● What this task involves: Every line below is to be quoted exactly, with nothing added or dropped.

=-=-=-=-=

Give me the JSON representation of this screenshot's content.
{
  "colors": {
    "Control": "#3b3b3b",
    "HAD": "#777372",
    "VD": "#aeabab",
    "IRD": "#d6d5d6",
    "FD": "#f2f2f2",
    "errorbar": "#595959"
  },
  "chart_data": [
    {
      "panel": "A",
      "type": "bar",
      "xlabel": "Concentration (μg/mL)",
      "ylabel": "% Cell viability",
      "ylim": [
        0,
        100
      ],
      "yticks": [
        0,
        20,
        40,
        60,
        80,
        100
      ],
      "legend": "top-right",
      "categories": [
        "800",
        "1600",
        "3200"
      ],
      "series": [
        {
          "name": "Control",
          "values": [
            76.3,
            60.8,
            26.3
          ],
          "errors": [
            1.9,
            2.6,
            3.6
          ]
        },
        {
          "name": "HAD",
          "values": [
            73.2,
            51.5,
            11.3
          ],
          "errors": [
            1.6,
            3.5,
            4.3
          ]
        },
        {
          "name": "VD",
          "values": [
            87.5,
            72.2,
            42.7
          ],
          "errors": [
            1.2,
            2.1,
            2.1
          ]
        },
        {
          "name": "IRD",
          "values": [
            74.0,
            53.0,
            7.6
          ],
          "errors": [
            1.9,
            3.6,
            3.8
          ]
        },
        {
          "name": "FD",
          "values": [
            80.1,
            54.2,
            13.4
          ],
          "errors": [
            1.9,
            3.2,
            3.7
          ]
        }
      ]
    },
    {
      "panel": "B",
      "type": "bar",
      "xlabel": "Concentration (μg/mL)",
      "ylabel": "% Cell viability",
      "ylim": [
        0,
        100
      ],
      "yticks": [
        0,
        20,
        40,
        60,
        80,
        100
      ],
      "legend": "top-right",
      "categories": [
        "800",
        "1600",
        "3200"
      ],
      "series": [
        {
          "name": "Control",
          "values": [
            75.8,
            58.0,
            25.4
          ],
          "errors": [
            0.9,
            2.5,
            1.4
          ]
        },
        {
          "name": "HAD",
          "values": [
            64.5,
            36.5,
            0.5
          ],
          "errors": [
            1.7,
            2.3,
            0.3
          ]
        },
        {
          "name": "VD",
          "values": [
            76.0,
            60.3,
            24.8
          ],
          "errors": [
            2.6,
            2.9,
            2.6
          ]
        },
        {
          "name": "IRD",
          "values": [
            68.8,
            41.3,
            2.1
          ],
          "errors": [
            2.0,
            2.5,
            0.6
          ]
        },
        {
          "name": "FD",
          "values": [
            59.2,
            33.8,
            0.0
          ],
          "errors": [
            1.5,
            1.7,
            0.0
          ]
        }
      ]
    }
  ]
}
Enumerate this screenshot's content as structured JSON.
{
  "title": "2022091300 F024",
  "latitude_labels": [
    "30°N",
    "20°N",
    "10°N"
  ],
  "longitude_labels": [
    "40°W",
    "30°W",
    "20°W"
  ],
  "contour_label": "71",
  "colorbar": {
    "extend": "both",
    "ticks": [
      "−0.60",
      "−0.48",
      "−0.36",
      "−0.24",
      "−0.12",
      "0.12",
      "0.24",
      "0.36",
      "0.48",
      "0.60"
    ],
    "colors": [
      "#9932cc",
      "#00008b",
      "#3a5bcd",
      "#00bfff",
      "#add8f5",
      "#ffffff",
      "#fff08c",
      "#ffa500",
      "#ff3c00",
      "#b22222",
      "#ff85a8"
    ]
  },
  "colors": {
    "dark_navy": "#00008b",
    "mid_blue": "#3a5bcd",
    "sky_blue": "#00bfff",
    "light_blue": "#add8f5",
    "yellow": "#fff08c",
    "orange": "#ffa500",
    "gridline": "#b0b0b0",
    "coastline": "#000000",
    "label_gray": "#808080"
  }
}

=-=-=-=-=

● Solution:
Give me the JSON representation of this screenshot's content.
{
  "colors": {
    "Control": "#3b3b3b",
    "HAD": "#777372",
    "VD": "#aeabab",
    "IRD": "#d6d5d6",
    "FD": "#f2f2f2",
    "errorbar": "#595959"
  },
  "chart_data": [
    {
      "panel": "A",
      "type": "bar",
      "xlabel": "Concentration (μg/mL)",
      "ylabel": "% Cell viability",
      "ylim": [
        0,
        100
      ],
      "yticks": [
        0,
        20,
        40,
        60,
        80,
        100
      ],
      "legend": "top-right",
      "categories": [
        "800",
        "1600",
        "3200"
      ],
      "series": [
        {
          "name": "Control",
          "values": [
            76.3,
            60.8,
            26.3
          ],
          "errors": [
            1.9,
            2.6,
            3.6
          ]
        },
        {
          "name": "HAD",
          "values": [
            73.2,
            51.5,
            11.3
          ],
          "errors": [
            1.6,
            3.5,
            4.3
          ]
        },
        {
          "name": "VD",
          "values": [
            87.5,
            72.2,
            42.7
          ],
          "errors": [
            1.2,
            2.1,
            2.1
          ]
        },
        {
          "name": "IRD",
          "values": [
            74.0,
            53.0,
            7.6
          ],
          "errors": [
            1.9,
            3.6,
            3.8
          ]
        },
        {
          "name": "FD",
          "values": [
            80.1,
            54.2,
            13.4
          ],
          "errors": [
            1.9,
            3.2,
            3.7
          ]
        }
      ]
    },
    {
      "panel": "B",
      "type": "bar",
      "xlabel": "Concentration (μg/mL)",
      "ylabel": "% Cell viability",
      "ylim": [
        0,
        100
      ],
      "yticks": [
        0,
        20,
        40,
        60,
        80,
        100
      ],
      "legend": "top-right",
      "categories": [
        "800",
        "1600",
        "3200"
      ],
      "series": [
        {
          "name": "Control",
          "values": [
            75.8,
            58.0,
            25.4
          ],
          "errors": [
            0.9,
            2.5,
            1.4
          ]
        },
        {
          "name": "HAD",
          "values": [
            64.5,
            36.5,
            0.5
          ],
          "errors": [
            1.7,
            2.3,
            0.3
          ]
        },
        {
          "name": "VD",
          "values": [
            76.0,
            60.3,
            24.8
          ],
          "errors": [
            2.6,
            2.9,
            2.6
          ]
        },
        {
          "name": "IRD",
          "values": [
            68.8,
            41.3,
            2.1
          ],
          "errors": [
            2.0,
            2.5,
            0.6
          ]
        },
        {
          "name": "FD",
          "values": [
            59.2,
            33.8,
            0.0
          ],
          "errors": [
            1.5,
            1.7,
            0.0
          ]
        }
      ]
    }
  ]
}
Enumerate this screenshot's content as structured JSON.
{
  "title": "2022091300 F024",
  "latitude_labels": [
    "30°N",
    "20°N",
    "10°N"
  ],
  "longitude_labels": [
    "40°W",
    "30°W",
    "20°W"
  ],
  "contour_label": "71",
  "colorbar": {
    "extend": "both",
    "ticks": [
      "−0.60",
      "−0.48",
      "−0.36",
      "−0.24",
      "−0.12",
      "0.12",
      "0.24",
      "0.36",
      "0.48",
      "0.60"
    ],
    "colors": [
      "#9932cc",
      "#00008b",
      "#3a5bcd",
      "#00bfff",
      "#add8f5",
      "#ffffff",
      "#fff08c",
      "#ffa500",
      "#ff3c00",
      "#b22222",
      "#ff85a8"
    ]
  },
  "colors": {
    "dark_navy": "#00008b",
    "mid_blue": "#3a5bcd",
    "sky_blue": "#00bfff",
    "light_blue": "#add8f5",
    "yellow": "#fff08c",
    "orange": "#ffa500",
    "gridline": "#b0b0b0",
    "coastline": "#000000",
    "label_gray": "#808080"
  }
}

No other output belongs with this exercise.